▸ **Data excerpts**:

──────────────────────────────

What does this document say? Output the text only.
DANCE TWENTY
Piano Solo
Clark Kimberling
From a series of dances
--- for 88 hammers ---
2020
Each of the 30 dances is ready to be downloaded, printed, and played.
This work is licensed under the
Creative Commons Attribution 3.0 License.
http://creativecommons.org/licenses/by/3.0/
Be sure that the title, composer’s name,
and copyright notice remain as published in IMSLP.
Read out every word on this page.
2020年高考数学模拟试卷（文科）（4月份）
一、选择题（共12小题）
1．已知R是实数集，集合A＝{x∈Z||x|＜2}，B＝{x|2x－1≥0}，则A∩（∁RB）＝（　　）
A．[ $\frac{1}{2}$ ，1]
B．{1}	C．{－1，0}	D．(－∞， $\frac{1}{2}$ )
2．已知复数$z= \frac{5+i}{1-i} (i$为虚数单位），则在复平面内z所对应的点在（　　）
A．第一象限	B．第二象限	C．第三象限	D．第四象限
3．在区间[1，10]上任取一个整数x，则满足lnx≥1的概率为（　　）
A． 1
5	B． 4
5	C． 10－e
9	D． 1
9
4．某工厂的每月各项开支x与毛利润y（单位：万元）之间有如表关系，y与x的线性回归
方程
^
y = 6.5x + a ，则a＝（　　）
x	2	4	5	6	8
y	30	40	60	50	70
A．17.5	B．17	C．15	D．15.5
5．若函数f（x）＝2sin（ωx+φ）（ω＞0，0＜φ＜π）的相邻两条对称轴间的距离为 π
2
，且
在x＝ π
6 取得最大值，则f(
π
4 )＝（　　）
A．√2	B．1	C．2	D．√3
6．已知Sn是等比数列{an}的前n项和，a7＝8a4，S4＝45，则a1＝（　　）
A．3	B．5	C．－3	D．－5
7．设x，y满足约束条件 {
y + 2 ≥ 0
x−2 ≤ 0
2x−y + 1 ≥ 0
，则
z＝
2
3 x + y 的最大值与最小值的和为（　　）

──────────────────────────────

Identify all lines in the records above with the word "dances".

From a series of dances
Each of the 30 dances is ready to be downloaded, printed, and played.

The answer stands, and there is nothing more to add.